### JOB
Extract the listing in its entirety, keeping each line identical to the original.

Data records:
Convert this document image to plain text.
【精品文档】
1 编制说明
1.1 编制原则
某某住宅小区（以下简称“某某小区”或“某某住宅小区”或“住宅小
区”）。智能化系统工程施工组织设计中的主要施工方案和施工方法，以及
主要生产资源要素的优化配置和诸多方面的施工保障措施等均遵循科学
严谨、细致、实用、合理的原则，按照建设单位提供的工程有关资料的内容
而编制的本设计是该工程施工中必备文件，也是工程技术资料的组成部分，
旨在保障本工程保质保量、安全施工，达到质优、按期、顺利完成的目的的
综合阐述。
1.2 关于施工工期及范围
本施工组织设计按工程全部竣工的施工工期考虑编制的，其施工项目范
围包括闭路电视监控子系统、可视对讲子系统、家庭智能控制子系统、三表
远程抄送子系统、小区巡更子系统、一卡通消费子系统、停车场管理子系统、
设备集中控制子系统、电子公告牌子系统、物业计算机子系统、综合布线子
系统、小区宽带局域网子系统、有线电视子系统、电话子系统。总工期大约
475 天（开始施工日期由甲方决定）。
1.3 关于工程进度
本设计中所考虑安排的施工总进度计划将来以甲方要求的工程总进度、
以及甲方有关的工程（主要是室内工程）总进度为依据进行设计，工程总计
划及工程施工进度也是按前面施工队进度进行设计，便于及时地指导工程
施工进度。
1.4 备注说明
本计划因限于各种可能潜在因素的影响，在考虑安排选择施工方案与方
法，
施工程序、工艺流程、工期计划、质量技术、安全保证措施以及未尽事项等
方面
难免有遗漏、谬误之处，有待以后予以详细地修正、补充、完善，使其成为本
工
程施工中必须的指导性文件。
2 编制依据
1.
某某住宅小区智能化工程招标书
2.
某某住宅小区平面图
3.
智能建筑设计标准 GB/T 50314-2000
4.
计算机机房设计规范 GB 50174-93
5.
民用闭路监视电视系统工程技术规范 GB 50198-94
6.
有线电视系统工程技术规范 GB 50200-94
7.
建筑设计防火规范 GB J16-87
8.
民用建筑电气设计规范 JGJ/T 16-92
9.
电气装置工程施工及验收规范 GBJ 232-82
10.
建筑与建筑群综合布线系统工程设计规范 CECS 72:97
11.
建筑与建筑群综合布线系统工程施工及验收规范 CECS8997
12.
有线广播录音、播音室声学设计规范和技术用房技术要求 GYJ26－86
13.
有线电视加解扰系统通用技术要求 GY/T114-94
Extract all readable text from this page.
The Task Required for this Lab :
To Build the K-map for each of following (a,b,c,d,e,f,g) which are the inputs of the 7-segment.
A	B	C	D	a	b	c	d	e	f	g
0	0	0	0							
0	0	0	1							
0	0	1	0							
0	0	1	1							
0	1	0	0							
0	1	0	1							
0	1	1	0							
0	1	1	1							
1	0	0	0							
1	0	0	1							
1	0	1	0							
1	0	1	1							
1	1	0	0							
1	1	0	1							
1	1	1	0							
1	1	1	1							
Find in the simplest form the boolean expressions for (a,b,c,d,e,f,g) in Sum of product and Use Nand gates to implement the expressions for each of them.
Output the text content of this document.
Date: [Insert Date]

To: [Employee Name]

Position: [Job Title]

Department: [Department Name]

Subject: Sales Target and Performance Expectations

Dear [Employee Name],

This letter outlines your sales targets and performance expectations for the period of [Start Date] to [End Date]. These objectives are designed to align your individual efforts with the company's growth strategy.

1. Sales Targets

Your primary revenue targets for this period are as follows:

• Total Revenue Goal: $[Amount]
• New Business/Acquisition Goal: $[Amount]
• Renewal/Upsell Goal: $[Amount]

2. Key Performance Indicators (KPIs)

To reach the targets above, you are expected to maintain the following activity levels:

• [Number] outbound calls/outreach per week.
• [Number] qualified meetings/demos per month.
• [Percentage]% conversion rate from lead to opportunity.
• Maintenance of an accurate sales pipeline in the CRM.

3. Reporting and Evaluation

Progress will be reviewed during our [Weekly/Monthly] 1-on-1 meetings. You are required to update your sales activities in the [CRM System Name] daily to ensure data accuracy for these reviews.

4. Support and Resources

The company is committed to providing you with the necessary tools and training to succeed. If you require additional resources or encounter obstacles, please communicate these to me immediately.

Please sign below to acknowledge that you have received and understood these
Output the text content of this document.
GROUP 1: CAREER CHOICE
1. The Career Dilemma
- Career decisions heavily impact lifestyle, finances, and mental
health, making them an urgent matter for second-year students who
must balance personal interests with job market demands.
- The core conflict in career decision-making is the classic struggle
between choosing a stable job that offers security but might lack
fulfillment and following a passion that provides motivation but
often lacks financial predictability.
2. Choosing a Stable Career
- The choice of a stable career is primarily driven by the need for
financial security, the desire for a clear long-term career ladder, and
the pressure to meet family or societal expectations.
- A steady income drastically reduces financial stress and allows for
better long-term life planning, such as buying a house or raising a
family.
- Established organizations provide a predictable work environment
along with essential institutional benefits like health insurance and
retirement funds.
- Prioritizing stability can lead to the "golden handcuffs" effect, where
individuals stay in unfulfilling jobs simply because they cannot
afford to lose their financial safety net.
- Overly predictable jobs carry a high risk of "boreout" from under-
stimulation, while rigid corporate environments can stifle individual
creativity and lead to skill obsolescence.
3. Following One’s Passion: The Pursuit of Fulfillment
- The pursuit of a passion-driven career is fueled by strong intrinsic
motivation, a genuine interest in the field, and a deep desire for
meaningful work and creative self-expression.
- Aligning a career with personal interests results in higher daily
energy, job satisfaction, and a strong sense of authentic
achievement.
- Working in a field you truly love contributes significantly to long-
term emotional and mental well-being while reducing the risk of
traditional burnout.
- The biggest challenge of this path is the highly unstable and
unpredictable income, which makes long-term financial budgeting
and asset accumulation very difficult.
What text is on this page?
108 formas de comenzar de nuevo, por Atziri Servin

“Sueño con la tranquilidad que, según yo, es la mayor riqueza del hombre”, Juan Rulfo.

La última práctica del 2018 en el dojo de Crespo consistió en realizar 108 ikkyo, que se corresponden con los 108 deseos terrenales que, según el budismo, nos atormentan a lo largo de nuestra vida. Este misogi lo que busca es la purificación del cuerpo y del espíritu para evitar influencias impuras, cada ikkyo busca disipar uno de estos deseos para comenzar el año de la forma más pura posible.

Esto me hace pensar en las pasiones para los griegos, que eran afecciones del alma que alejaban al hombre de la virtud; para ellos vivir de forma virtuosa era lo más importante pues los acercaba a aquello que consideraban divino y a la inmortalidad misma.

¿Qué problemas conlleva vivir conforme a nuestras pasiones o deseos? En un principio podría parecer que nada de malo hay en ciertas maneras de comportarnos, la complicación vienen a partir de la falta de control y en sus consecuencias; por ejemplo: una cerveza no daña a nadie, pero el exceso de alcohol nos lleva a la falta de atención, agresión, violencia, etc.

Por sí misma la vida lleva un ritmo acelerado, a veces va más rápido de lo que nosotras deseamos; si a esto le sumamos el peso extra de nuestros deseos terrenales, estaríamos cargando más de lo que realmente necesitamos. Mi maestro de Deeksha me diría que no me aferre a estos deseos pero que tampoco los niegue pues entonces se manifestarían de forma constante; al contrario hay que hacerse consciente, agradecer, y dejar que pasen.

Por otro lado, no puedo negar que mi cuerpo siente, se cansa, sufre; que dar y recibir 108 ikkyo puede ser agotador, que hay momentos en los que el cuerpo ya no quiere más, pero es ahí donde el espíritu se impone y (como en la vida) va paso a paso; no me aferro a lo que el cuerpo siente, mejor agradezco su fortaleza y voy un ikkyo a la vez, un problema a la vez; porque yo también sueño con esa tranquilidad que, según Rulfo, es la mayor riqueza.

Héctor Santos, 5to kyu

### WRITTEN RESPONSE
Convert this document image to plain text.
【精品文档】
1 编制说明
1.1 编制原则
某某住宅小区（以下简称“某某小区”或“某某住宅小区”或“住宅小
区”）。智能化系统工程施工组织设计中的主要施工方案和施工方法，以及
主要生产资源要素的优化配置和诸多方面的施工保障措施等均遵循科学
严谨、细致、实用、合理的原则，按照建设单位提供的工程有关资料的内容
而编制的本设计是该工程施工中必备文件，也是工程技术资料的组成部分，
旨在保障本工程保质保量、安全施工，达到质优、按期、顺利完成的目的的
综合阐述。
1.2 关于施工工期及范围
本施工组织设计按工程全部竣工的施工工期考虑编制的，其施工项目范
围包括闭路电视监控子系统、可视对讲子系统、家庭智能控制子系统、三表
远程抄送子系统、小区巡更子系统、一卡通消费子系统、停车场管理子系统、
设备集中控制子系统、电子公告牌子系统、物业计算机子系统、综合布线子
系统、小区宽带局域网子系统、有线电视子系统、电话子系统。总工期大约
475 天（开始施工日期由甲方决定）。
1.3 关于工程进度
本设计中所考虑安排的施工总进度计划将来以甲方要求的工程总进度、
以及甲方有关的工程（主要是室内工程）总进度为依据进行设计，工程总计
划及工程施工进度也是按前面施工队进度进行设计，便于及时地指导工程
施工进度。
1.4 备注说明
本计划因限于各种可能潜在因素的影响，在考虑安排选择施工方案与方
法，
施工程序、工艺流程、工期计划、质量技术、安全保证措施以及未尽事项等
方面
难免有遗漏、谬误之处，有待以后予以详细地修正、补充、完善，使其成为本
工
程施工中必须的指导性文件。
2 编制依据
1.
某某住宅小区智能化工程招标书
2.
某某住宅小区平面图
3.
智能建筑设计标准 GB/T 50314-2000
4.
计算机机房设计规范 GB 50174-93
5.
民用闭路监视电视系统工程技术规范 GB 50198-94
6.
有线电视系统工程技术规范 GB 50200-94
7.
建筑设计防火规范 GB J16-87
8.
民用建筑电气设计规范 JGJ/T 16-92
9.
电气装置工程施工及验收规范 GBJ 232-82
10.
建筑与建筑群综合布线系统工程设计规范 CECS 72:97
11.
建筑与建筑群综合布线系统工程施工及验收规范 CECS8997
12.
有线广播录音、播音室声学设计规范和技术用房技术要求 GYJ26－86
13.
有线电视加解扰系统通用技术要求 GY/T114-94
Extract all readable text from this page.
The Task Required for this Lab :
To Build the K-map for each of following (a,b,c,d,e,f,g) which are the inputs of the 7-segment.
A	B	C	D	a	b	c	d	e	f	g
0	0	0	0							
0	0	0	1							
0	0	1	0							
0	0	1	1							
0	1	0	0							
0	1	0	1							
0	1	1	0							
0	1	1	1							
1	0	0	0							
1	0	0	1							
1	0	1	0							
1	0	1	1							
1	1	0	0							
1	1	0	1							
1	1	1	0							
1	1	1	1							
Find in the simplest form the boolean expressions for (a,b,c,d,e,f,g) in Sum of product and Use Nand gates to implement the expressions for each of them.
Output the text content of this document.
Date: [Insert Date]

To: [Employee Name]

Position: [Job Title]

Department: [Department Name]

Subject: Sales Target and Performance Expectations

Dear [Employee Name],

This letter outlines your sales targets and performance expectations for the period of [Start Date] to [End Date]. These objectives are designed to align your individual efforts with the company's growth strategy.

1. Sales Targets

Your primary revenue targets for this period are as follows:

• Total Revenue Goal: $[Amount]
• New Business/Acquisition Goal: $[Amount]
• Renewal/Upsell Goal: $[Amount]

2. Key Performance Indicators (KPIs)

To reach the targets above, you are expected to maintain the following activity levels:

• [Number] outbound calls/outreach per week.
• [Number] qualified meetings/demos per month.
• [Percentage]% conversion rate from lead to opportunity.
• Maintenance of an accurate sales pipeline in the CRM.

3. Reporting and Evaluation

Progress will be reviewed during our [Weekly/Monthly] 1-on-1 meetings. You are required to update your sales activities in the [CRM System Name] daily to ensure data accuracy for these reviews.

4. Support and Resources

The company is committed to providing you with the necessary tools and training to succeed. If you require additional resources or encounter obstacles, please communicate these to me immediately.

Please sign below to acknowledge that you have received and understood these
Output the text content of this document.
GROUP 1: CAREER CHOICE
1. The Career Dilemma
- Career decisions heavily impact lifestyle, finances, and mental
health, making them an urgent matter for second-year students who
must balance personal interests with job market demands.
- The core conflict in career decision-making is the classic struggle
between choosing a stable job that offers security but might lack
fulfillment and following a passion that provides motivation but
often lacks financial predictability.
2. Choosing a Stable Career
- The choice of a stable career is primarily driven by the need for
financial security, the desire for a clear long-term career ladder, and
the pressure to meet family or societal expectations.
- A steady income drastically reduces financial stress and allows for
better long-term life planning, such as buying a house or raising a
family.
- Established organizations provide a predictable work environment
along with essential institutional benefits like health insurance and
retirement funds.
- Prioritizing stability can lead to the "golden handcuffs" effect, where
individuals stay in unfulfilling jobs simply because they cannot
afford to lose their financial safety net.
- Overly predictable jobs carry a high risk of "boreout" from under-
stimulation, while rigid corporate environments can stifle individual
creativity and lead to skill obsolescence.
3. Following One’s Passion: The Pursuit of Fulfillment
- The pursuit of a passion-driven career is fueled by strong intrinsic
motivation, a genuine interest in the field, and a deep desire for
meaningful work and creative self-expression.
- Aligning a career with personal interests results in higher daily
energy, job satisfaction, and a strong sense of authentic
achievement.
- Working in a field you truly love contributes significantly to long-
term emotional and mental well-being while reducing the risk of
traditional burnout.
- The biggest challenge of this path is the highly unstable and
unpredictable income, which makes long-term financial budgeting
and asset accumulation very difficult.
What text is on this page?
108 formas de comenzar de nuevo, por Atziri Servin

“Sueño con la tranquilidad que, según yo, es la mayor riqueza del hombre”, Juan Rulfo.

La última práctica del 2018 en el dojo de Crespo consistió en realizar 108 ikkyo, que se corresponden con los 108 deseos terrenales que, según el budismo, nos atormentan a lo largo de nuestra vida. Este misogi lo que busca es la purificación del cuerpo y del espíritu para evitar influencias impuras, cada ikkyo busca disipar uno de estos deseos para comenzar el año de la forma más pura posible.

Esto me hace pensar en las pasiones para los griegos, que eran afecciones del alma que alejaban al hombre de la virtud; para ellos vivir de forma virtuosa era lo más importante pues los acercaba a aquello que consideraban divino y a la inmortalidad misma.

¿Qué problemas conlleva vivir conforme a nuestras pasiones o deseos? En un principio podría parecer que nada de malo hay en ciertas maneras de comportarnos, la complicación vienen a partir de la falta de control y en sus consecuencias; por ejemplo: una cerveza no daña a nadie, pero el exceso de alcohol nos lleva a la falta de atención, agresión, violencia, etc.

Por sí misma la vida lleva un ritmo acelerado, a veces va más rápido de lo que nosotras deseamos; si a esto le sumamos el peso extra de nuestros deseos terrenales, estaríamos cargando más de lo que realmente necesitamos. Mi maestro de Deeksha me diría que no me aferre a estos deseos pero que tampoco los niegue pues entonces se manifestarían de forma constante; al contrario hay que hacerse consciente, agradecer, y dejar que pasen.

Por otro lado, no puedo negar que mi cuerpo siente, se cansa, sufre; que dar y recibir 108 ikkyo puede ser agotador, que hay momentos en los que el cuerpo ya no quiere más, pero es ahí donde el espíritu se impone y (como en la vida) va paso a paso; no me aferro a lo que el cuerpo siente, mejor agradezco su fortaleza y voy un ikkyo a la vez, un problema a la vez; porque yo también sueño con esa tranquilidad que, según Rulfo, es la mayor riqueza.

Héctor Santos, 5to kyu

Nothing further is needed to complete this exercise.